(Extracted data entries)
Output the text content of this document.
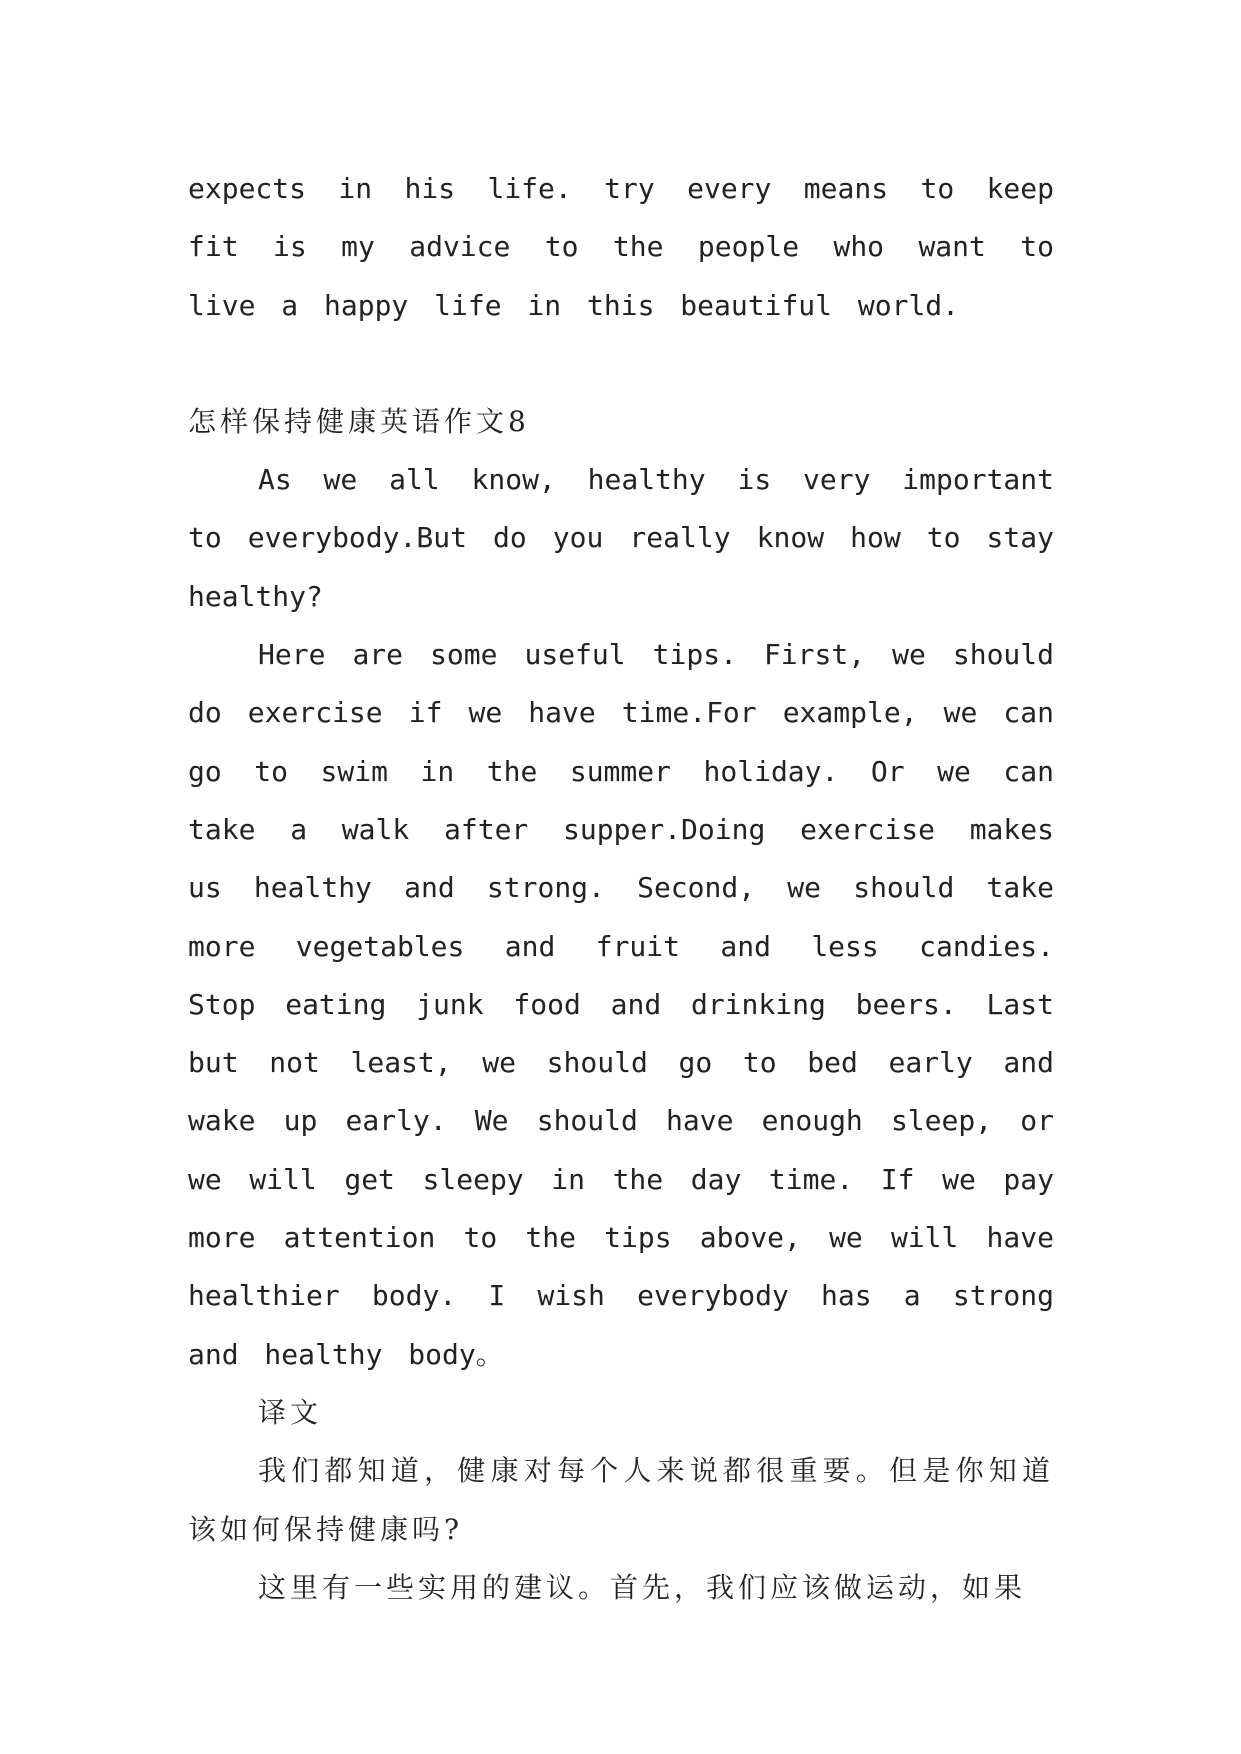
expects in his life. try every means to keep fit is my advice to the people who want to live a happy life in this beautiful world.

怎样保持健康英语作文8

As we all know, healthy is very important to everybody.But do you really know how to stay healthy?

Here are some useful tips. First, we should do exercise if we have time.For example, we can go to swim in the summer holiday. Or we can take a walk after supper.Doing exercise makes us healthy and strong. Second, we should take more vegetables and fruit and less candies. Stop eating junk food and drinking beers. Last but not least, we should go to bed early and wake up early. We should have enough sleep, or we will get sleepy in the day time. If we pay more attention to the tips above, we will have healthier body. I wish everybody has a strong and healthy body。

译文

我们都知道，健康对每个人来说都很重要。但是你知道该如何保持健康吗?

这里有一些实用的建议。首先，我们应该做运动，如果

* **WRITTEN REQUEST**
Nothing in the entries above should change when they are printed again, except that the pictures are dropped.

* **PROBLEM SOLUTION**
Output the text content of this document.
expects in his life. try every means to keep fit is my advice to the people who want to live a happy life in this beautiful world.

怎样保持健康英语作文8

As we all know, healthy is very important to everybody.But do you really know how to stay healthy?

Here are some useful tips. First, we should do exercise if we have time.For example, we can go to swim in the summer holiday. Or we can take a walk after supper.Doing exercise makes us healthy and strong. Second, we should take more vegetables and fruit and less candies. Stop eating junk food and drinking beers. Last but not least, we should go to bed early and wake up early. We should have enough sleep, or we will get sleepy in the day time. If we pay more attention to the tips above, we will have healthier body. I wish everybody has a strong and healthy body。

译文

我们都知道，健康对每个人来说都很重要。但是你知道该如何保持健康吗?

这里有一些实用的建议。首先，我们应该做运动，如果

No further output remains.